Repeat the listing word for word. No pictures belong in the copy.

--- Start Items ---

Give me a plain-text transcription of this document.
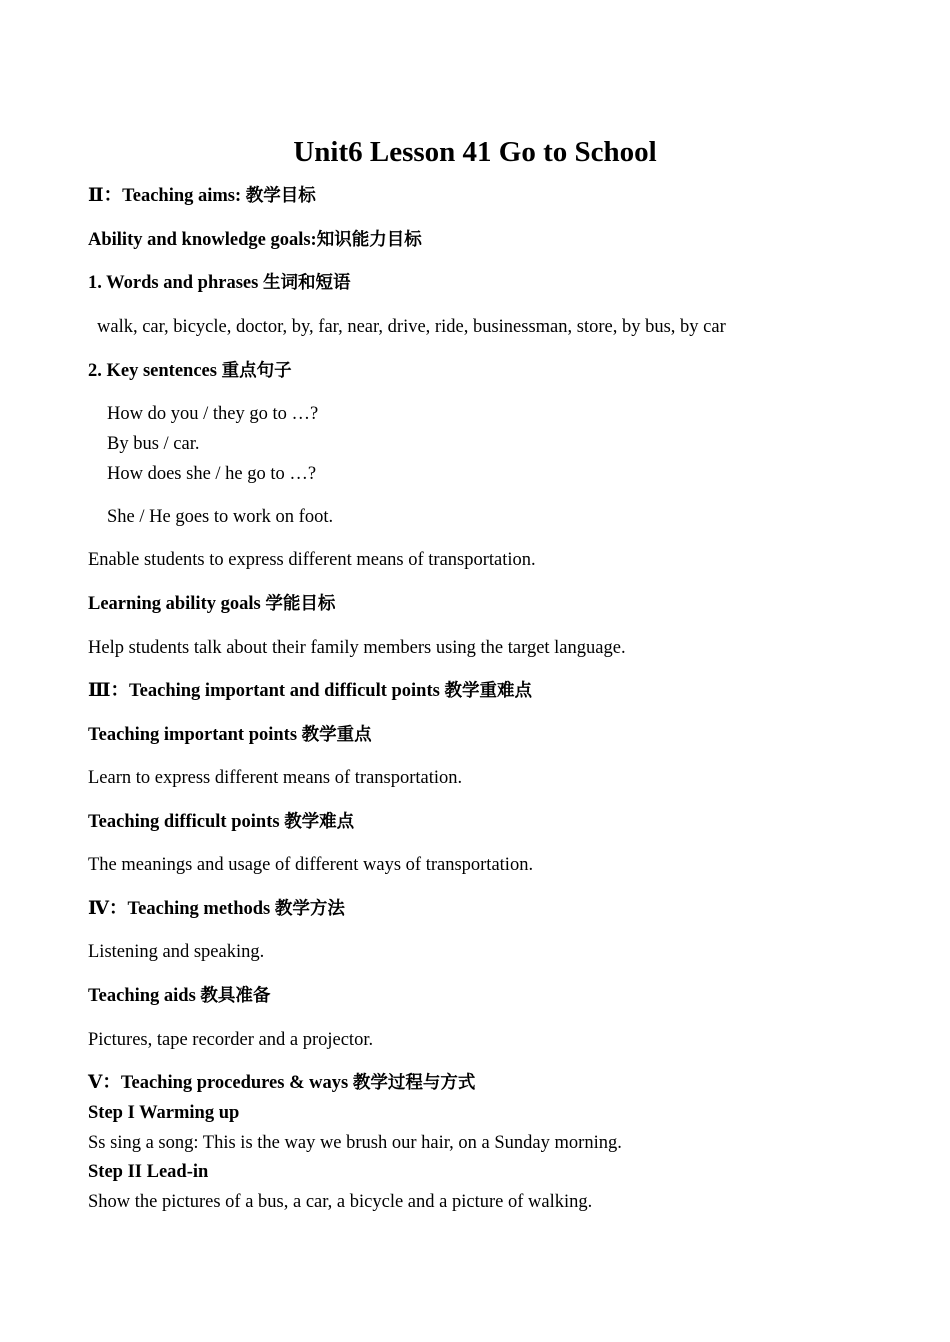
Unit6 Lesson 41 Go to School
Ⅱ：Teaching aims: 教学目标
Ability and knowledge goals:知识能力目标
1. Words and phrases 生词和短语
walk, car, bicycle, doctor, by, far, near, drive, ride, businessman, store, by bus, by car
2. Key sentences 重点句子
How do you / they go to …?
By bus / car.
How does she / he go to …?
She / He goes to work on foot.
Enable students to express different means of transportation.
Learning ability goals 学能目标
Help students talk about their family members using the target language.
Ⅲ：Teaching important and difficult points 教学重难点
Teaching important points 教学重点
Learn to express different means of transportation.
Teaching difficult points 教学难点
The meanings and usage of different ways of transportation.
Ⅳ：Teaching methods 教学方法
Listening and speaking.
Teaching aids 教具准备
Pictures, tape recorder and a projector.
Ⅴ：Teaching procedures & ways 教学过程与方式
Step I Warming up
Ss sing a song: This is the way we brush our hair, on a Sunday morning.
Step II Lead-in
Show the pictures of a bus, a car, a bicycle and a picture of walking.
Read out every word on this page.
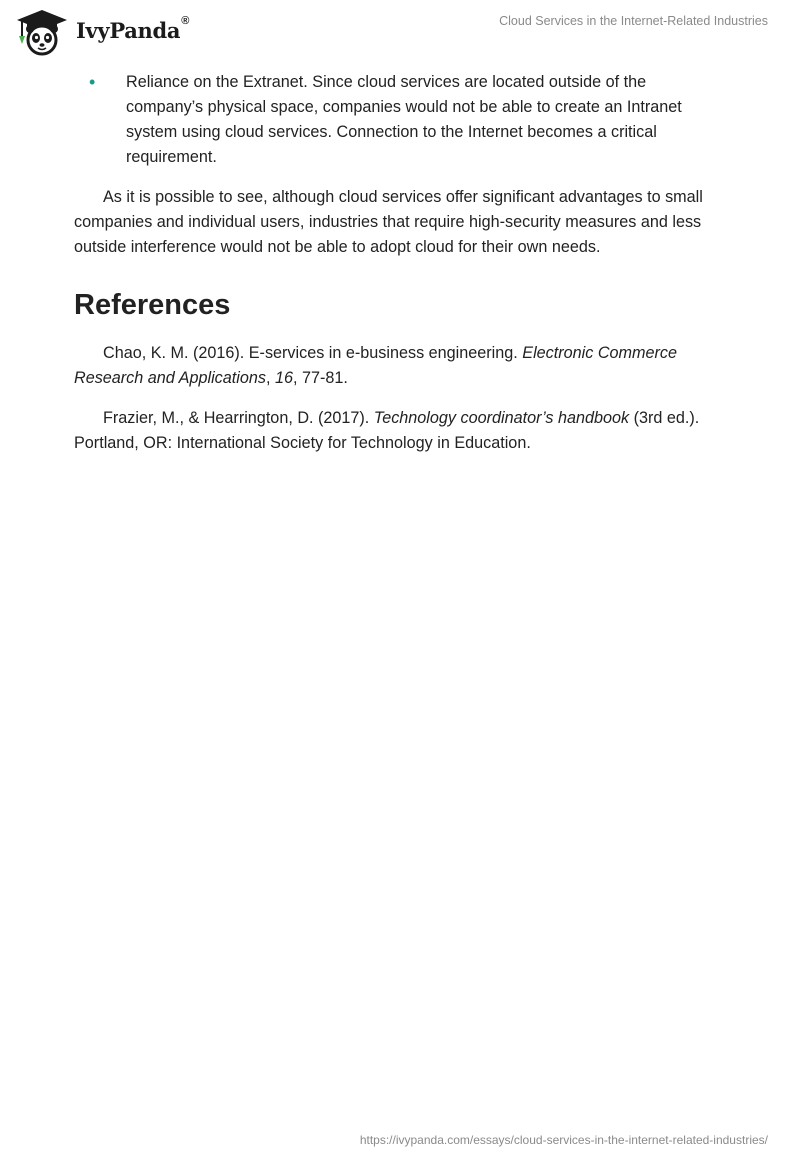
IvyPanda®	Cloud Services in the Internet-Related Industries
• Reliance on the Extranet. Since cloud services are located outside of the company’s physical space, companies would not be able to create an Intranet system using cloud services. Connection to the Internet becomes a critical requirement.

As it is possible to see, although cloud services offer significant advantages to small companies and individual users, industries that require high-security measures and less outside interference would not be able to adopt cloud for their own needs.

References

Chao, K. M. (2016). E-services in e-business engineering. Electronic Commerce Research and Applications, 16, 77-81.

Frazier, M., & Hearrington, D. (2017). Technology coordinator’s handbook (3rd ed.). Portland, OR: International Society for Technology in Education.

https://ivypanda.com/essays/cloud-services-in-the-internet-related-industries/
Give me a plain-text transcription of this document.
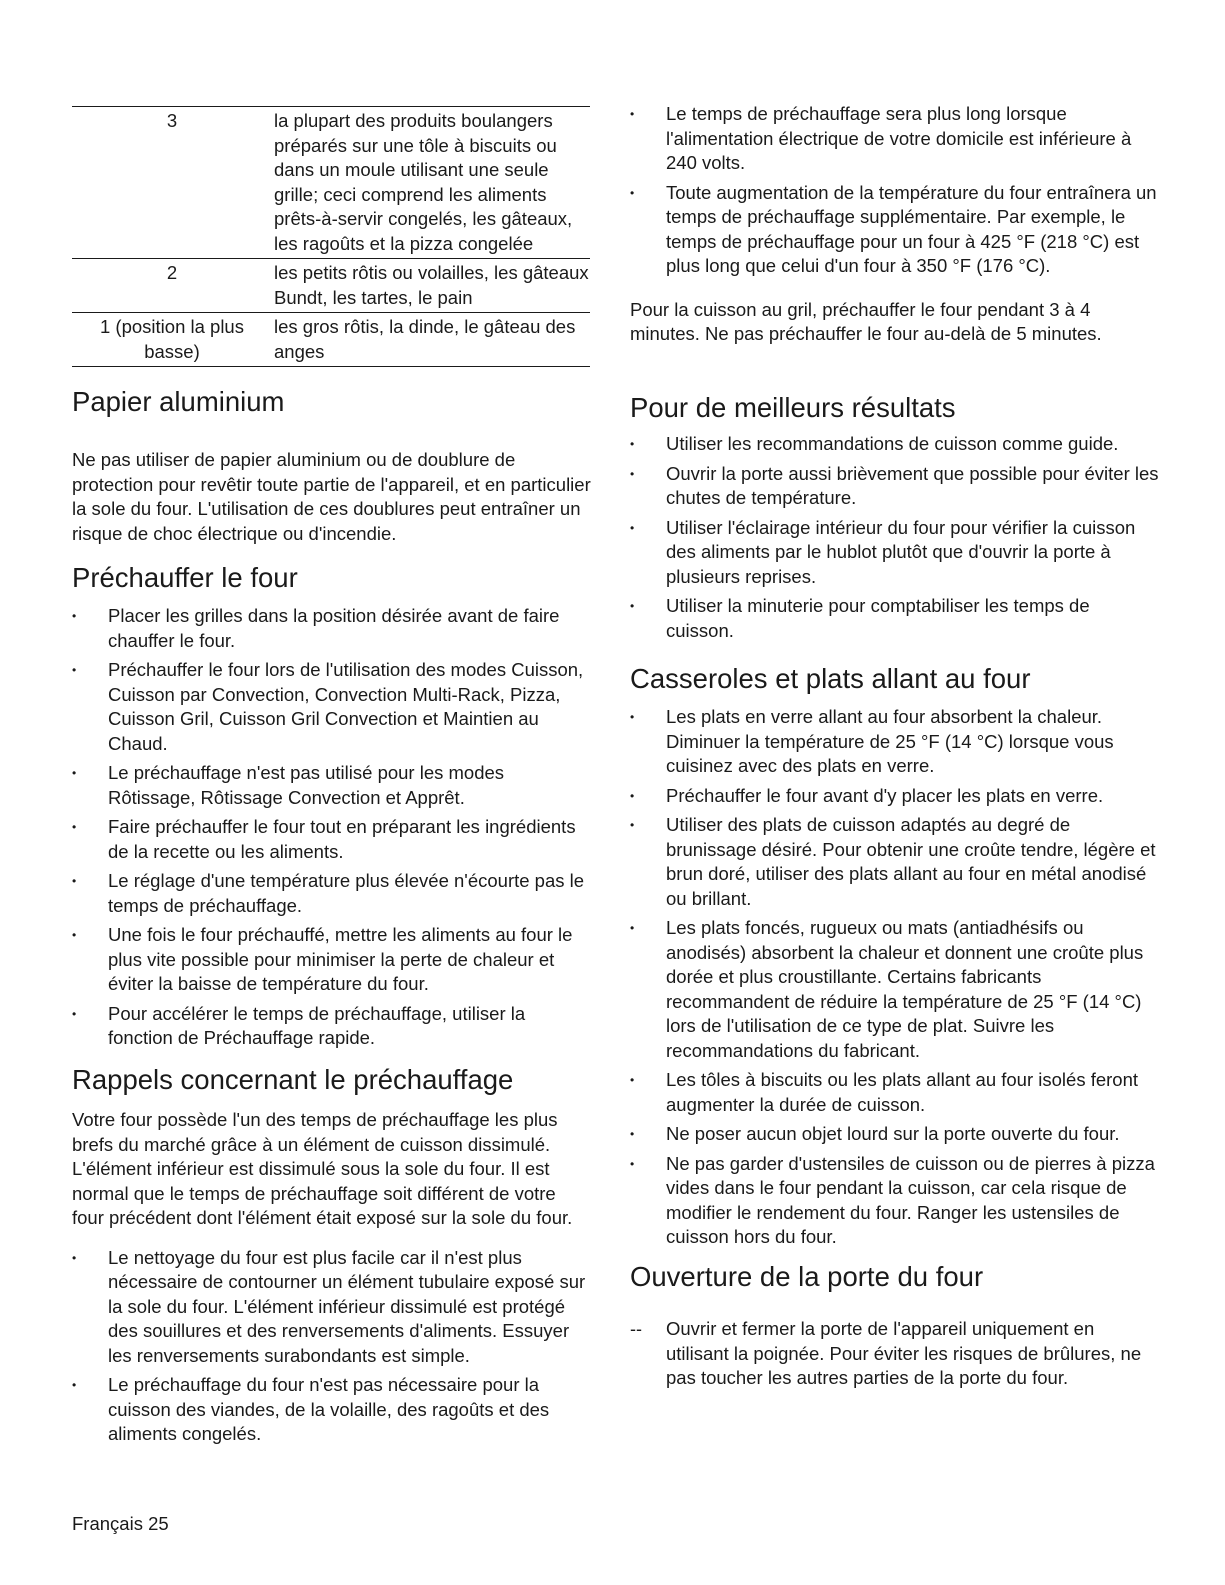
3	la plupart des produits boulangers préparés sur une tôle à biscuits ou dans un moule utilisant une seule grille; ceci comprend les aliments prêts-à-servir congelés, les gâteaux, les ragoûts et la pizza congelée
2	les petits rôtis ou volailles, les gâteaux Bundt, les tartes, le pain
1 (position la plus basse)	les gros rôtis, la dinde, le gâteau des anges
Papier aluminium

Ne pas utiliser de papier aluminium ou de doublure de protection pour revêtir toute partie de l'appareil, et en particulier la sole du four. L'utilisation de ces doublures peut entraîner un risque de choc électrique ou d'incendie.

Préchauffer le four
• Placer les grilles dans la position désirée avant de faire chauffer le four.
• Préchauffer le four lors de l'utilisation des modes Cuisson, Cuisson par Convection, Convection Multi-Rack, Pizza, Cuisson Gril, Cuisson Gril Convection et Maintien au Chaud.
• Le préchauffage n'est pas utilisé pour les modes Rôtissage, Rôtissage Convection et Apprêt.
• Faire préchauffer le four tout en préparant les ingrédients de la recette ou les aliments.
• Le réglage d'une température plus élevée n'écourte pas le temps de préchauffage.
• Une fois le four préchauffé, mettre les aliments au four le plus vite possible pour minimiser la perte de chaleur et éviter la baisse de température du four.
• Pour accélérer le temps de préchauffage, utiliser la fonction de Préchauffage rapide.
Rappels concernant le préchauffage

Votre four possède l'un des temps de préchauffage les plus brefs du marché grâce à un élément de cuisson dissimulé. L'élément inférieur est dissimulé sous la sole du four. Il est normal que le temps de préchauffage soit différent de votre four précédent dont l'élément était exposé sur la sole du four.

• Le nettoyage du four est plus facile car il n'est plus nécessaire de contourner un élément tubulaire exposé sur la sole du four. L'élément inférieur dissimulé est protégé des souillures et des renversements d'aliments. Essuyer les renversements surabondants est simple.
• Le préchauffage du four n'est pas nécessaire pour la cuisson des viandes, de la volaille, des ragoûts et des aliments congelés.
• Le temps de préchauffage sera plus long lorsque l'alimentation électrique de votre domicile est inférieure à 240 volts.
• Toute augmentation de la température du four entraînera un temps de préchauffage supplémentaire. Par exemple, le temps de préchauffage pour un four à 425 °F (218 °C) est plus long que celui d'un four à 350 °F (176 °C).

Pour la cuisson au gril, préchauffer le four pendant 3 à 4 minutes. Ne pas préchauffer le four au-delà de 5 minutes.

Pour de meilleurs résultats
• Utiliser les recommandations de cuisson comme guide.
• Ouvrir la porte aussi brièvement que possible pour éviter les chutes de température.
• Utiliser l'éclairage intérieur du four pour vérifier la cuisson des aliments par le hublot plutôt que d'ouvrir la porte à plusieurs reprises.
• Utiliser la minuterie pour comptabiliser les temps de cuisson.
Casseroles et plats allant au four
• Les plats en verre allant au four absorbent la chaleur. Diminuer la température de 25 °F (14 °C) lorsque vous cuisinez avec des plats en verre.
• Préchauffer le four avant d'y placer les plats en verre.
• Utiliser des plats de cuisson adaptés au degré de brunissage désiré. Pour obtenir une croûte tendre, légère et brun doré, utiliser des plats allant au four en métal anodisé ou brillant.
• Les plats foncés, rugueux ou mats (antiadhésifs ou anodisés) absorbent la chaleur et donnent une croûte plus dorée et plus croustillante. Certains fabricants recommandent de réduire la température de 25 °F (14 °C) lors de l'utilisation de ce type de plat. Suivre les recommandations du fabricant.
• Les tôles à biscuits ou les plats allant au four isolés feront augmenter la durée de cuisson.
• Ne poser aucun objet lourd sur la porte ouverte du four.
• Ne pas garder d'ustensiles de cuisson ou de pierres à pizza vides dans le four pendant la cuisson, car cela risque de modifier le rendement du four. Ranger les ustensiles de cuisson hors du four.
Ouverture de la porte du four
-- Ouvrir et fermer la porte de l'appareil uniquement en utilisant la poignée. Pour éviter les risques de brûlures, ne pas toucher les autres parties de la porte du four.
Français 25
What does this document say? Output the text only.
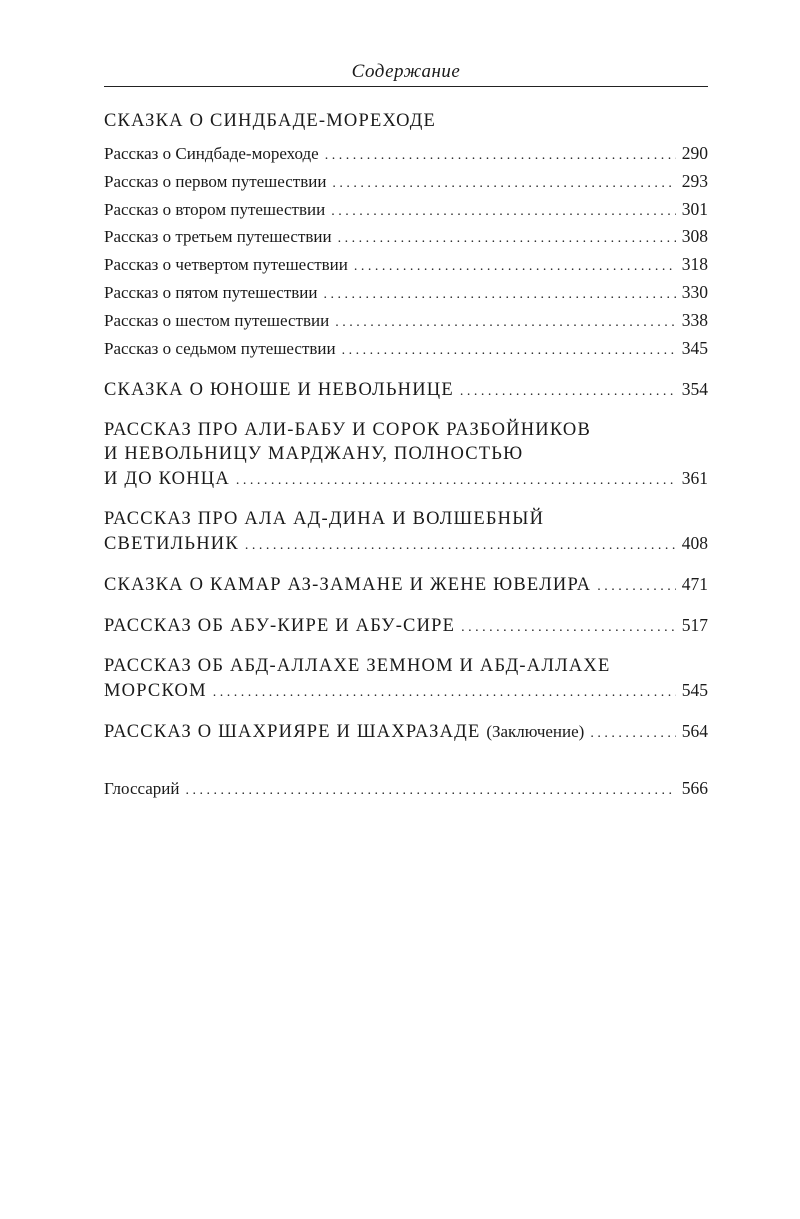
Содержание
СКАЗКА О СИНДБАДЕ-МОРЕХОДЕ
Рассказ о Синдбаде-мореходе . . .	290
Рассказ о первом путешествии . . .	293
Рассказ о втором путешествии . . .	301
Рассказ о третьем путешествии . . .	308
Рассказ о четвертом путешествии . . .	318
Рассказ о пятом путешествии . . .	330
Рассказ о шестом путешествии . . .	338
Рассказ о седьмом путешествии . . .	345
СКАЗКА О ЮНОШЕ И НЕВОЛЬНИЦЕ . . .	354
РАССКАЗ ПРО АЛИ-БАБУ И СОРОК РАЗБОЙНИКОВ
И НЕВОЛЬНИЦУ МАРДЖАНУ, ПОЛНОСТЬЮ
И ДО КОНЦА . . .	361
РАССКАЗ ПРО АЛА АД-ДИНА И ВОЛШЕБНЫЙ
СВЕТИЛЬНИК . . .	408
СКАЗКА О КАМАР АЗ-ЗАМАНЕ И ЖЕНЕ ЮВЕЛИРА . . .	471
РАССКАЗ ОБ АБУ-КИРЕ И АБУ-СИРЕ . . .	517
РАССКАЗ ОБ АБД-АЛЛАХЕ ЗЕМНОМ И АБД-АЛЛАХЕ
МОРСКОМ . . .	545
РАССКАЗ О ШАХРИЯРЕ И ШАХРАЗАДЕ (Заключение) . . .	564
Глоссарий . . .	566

--- End Items ---

#### Completed exercise:
Give me a plain-text transcription of this document.
Unit6 Lesson 41 Go to School
Ⅱ：Teaching aims: 教学目标
Ability and knowledge goals:知识能力目标
1. Words and phrases 生词和短语
walk, car, bicycle, doctor, by, far, near, drive, ride, businessman, store, by bus, by car
2. Key sentences 重点句子
How do you / they go to …?
By bus / car.
How does she / he go to …?
She / He goes to work on foot.
Enable students to express different means of transportation.
Learning ability goals 学能目标
Help students talk about their family members using the target language.
Ⅲ：Teaching important and difficult points 教学重难点
Teaching important points 教学重点
Learn to express different means of transportation.
Teaching difficult points 教学难点
The meanings and usage of different ways of transportation.
Ⅳ：Teaching methods 教学方法
Listening and speaking.
Teaching aids 教具准备
Pictures, tape recorder and a projector.
Ⅴ：Teaching procedures & ways 教学过程与方式
Step I Warming up
Ss sing a song: This is the way we brush our hair, on a Sunday morning.
Step II Lead-in
Show the pictures of a bus, a car, a bicycle and a picture of walking.
Read out every word on this page.
IvyPanda®	Cloud Services in the Internet-Related Industries
• Reliance on the Extranet. Since cloud services are located outside of the company’s physical space, companies would not be able to create an Intranet system using cloud services. Connection to the Internet becomes a critical requirement.

As it is possible to see, although cloud services offer significant advantages to small companies and individual users, industries that require high-security measures and less outside interference would not be able to adopt cloud for their own needs.

References

Chao, K. M. (2016). E-services in e-business engineering. Electronic Commerce Research and Applications, 16, 77-81.

Frazier, M., & Hearrington, D. (2017). Technology coordinator’s handbook (3rd ed.). Portland, OR: International Society for Technology in Education.

https://ivypanda.com/essays/cloud-services-in-the-internet-related-industries/
Give me a plain-text transcription of this document.
3	la plupart des produits boulangers préparés sur une tôle à biscuits ou dans un moule utilisant une seule grille; ceci comprend les aliments prêts-à-servir congelés, les gâteaux, les ragoûts et la pizza congelée
2	les petits rôtis ou volailles, les gâteaux Bundt, les tartes, le pain
1 (position la plus basse)	les gros rôtis, la dinde, le gâteau des anges
Papier aluminium

Ne pas utiliser de papier aluminium ou de doublure de protection pour revêtir toute partie de l'appareil, et en particulier la sole du four. L'utilisation de ces doublures peut entraîner un risque de choc électrique ou d'incendie.

Préchauffer le four
• Placer les grilles dans la position désirée avant de faire chauffer le four.
• Préchauffer le four lors de l'utilisation des modes Cuisson, Cuisson par Convection, Convection Multi-Rack, Pizza, Cuisson Gril, Cuisson Gril Convection et Maintien au Chaud.
• Le préchauffage n'est pas utilisé pour les modes Rôtissage, Rôtissage Convection et Apprêt.
• Faire préchauffer le four tout en préparant les ingrédients de la recette ou les aliments.
• Le réglage d'une température plus élevée n'écourte pas le temps de préchauffage.
• Une fois le four préchauffé, mettre les aliments au four le plus vite possible pour minimiser la perte de chaleur et éviter la baisse de température du four.
• Pour accélérer le temps de préchauffage, utiliser la fonction de Préchauffage rapide.
Rappels concernant le préchauffage

Votre four possède l'un des temps de préchauffage les plus brefs du marché grâce à un élément de cuisson dissimulé. L'élément inférieur est dissimulé sous la sole du four. Il est normal que le temps de préchauffage soit différent de votre four précédent dont l'élément était exposé sur la sole du four.

• Le nettoyage du four est plus facile car il n'est plus nécessaire de contourner un élément tubulaire exposé sur la sole du four. L'élément inférieur dissimulé est protégé des souillures et des renversements d'aliments. Essuyer les renversements surabondants est simple.
• Le préchauffage du four n'est pas nécessaire pour la cuisson des viandes, de la volaille, des ragoûts et des aliments congelés.
• Le temps de préchauffage sera plus long lorsque l'alimentation électrique de votre domicile est inférieure à 240 volts.
• Toute augmentation de la température du four entraînera un temps de préchauffage supplémentaire. Par exemple, le temps de préchauffage pour un four à 425 °F (218 °C) est plus long que celui d'un four à 350 °F (176 °C).

Pour la cuisson au gril, préchauffer le four pendant 3 à 4 minutes. Ne pas préchauffer le four au-delà de 5 minutes.

Pour de meilleurs résultats
• Utiliser les recommandations de cuisson comme guide.
• Ouvrir la porte aussi brièvement que possible pour éviter les chutes de température.
• Utiliser l'éclairage intérieur du four pour vérifier la cuisson des aliments par le hublot plutôt que d'ouvrir la porte à plusieurs reprises.
• Utiliser la minuterie pour comptabiliser les temps de cuisson.
Casseroles et plats allant au four
• Les plats en verre allant au four absorbent la chaleur. Diminuer la température de 25 °F (14 °C) lorsque vous cuisinez avec des plats en verre.
• Préchauffer le four avant d'y placer les plats en verre.
• Utiliser des plats de cuisson adaptés au degré de brunissage désiré. Pour obtenir une croûte tendre, légère et brun doré, utiliser des plats allant au four en métal anodisé ou brillant.
• Les plats foncés, rugueux ou mats (antiadhésifs ou anodisés) absorbent la chaleur et donnent une croûte plus dorée et plus croustillante. Certains fabricants recommandent de réduire la température de 25 °F (14 °C) lors de l'utilisation de ce type de plat. Suivre les recommandations du fabricant.
• Les tôles à biscuits ou les plats allant au four isolés feront augmenter la durée de cuisson.
• Ne poser aucun objet lourd sur la porte ouverte du four.
• Ne pas garder d'ustensiles de cuisson ou de pierres à pizza vides dans le four pendant la cuisson, car cela risque de modifier le rendement du four. Ranger les ustensiles de cuisson hors du four.
Ouverture de la porte du four
-- Ouvrir et fermer la porte de l'appareil uniquement en utilisant la poignée. Pour éviter les risques de brûlures, ne pas toucher les autres parties de la porte du four.
Français 25
What does this document say? Output the text only.
Содержание
СКАЗКА О СИНДБАДЕ-МОРЕХОДЕ
Рассказ о Синдбаде-мореходе . . .	290
Рассказ о первом путешествии . . .	293
Рассказ о втором путешествии . . .	301
Рассказ о третьем путешествии . . .	308
Рассказ о четвертом путешествии . . .	318
Рассказ о пятом путешествии . . .	330
Рассказ о шестом путешествии . . .	338
Рассказ о седьмом путешествии . . .	345
СКАЗКА О ЮНОШЕ И НЕВОЛЬНИЦЕ . . .	354
РАССКАЗ ПРО АЛИ-БАБУ И СОРОК РАЗБОЙНИКОВ
И НЕВОЛЬНИЦУ МАРДЖАНУ, ПОЛНОСТЬЮ
И ДО КОНЦА . . .	361
РАССКАЗ ПРО АЛА АД-ДИНА И ВОЛШЕБНЫЙ
СВЕТИЛЬНИК . . .	408
СКАЗКА О КАМАР АЗ-ЗАМАНЕ И ЖЕНЕ ЮВЕЛИРА . . .	471
РАССКАЗ ОБ АБУ-КИРЕ И АБУ-СИРЕ . . .	517
РАССКАЗ ОБ АБД-АЛЛАХЕ ЗЕМНОМ И АБД-АЛЛАХЕ
МОРСКОМ . . .	545
РАССКАЗ О ШАХРИЯРЕ И ШАХРАЗАДЕ (Заключение) . . .	564
Глоссарий . . .	566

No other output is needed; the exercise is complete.